• [Entries]
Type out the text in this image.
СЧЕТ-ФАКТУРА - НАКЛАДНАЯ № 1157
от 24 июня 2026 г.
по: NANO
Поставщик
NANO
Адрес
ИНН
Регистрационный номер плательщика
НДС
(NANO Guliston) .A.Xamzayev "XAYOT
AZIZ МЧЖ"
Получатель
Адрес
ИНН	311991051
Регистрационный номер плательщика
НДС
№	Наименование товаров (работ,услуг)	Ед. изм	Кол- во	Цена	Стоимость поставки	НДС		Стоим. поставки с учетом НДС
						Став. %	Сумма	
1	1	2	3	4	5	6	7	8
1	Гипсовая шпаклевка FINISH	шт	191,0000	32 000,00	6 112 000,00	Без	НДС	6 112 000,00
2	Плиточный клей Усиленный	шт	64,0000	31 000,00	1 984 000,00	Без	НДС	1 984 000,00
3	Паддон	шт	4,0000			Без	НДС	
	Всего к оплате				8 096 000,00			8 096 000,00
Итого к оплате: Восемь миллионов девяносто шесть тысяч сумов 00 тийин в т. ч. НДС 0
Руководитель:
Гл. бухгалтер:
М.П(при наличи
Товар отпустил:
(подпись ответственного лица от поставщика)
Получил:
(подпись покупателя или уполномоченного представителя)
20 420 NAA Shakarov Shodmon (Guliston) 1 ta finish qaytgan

• [The request]
Your task is to print all of the records exactly.

• [Correct answer]
Type out the text in this image.
СЧЕТ-ФАКТУРА - НАКЛАДНАЯ № 1157
от 24 июня 2026 г.
по: NANO
Поставщик
NANO
Адрес
ИНН
Регистрационный номер плательщика
НДС
(NANO Guliston) .A.Xamzayev "XAYOT
AZIZ МЧЖ"
Получатель
Адрес
ИНН	311991051
Регистрационный номер плательщика
НДС
№	Наименование товаров (работ,услуг)	Ед. изм	Кол- во	Цена	Стоимость поставки	НДС		Стоим. поставки с учетом НДС
						Став. %	Сумма	
1	1	2	3	4	5	6	7	8
1	Гипсовая шпаклевка FINISH	шт	191,0000	32 000,00	6 112 000,00	Без	НДС	6 112 000,00
2	Плиточный клей Усиленный	шт	64,0000	31 000,00	1 984 000,00	Без	НДС	1 984 000,00
3	Паддон	шт	4,0000			Без	НДС	
	Всего к оплате				8 096 000,00			8 096 000,00
Итого к оплате: Восемь миллионов девяносто шесть тысяч сумов 00 тийин в т. ч. НДС 0
Руководитель:
Гл. бухгалтер:
М.П(при наличи
Товар отпустил:
(подпись ответственного лица от поставщика)
Получил:
(подпись покупателя или уполномоченного представителя)
20 420 NAA Shakarov Shodmon (Guliston) 1 ta finish qaytgan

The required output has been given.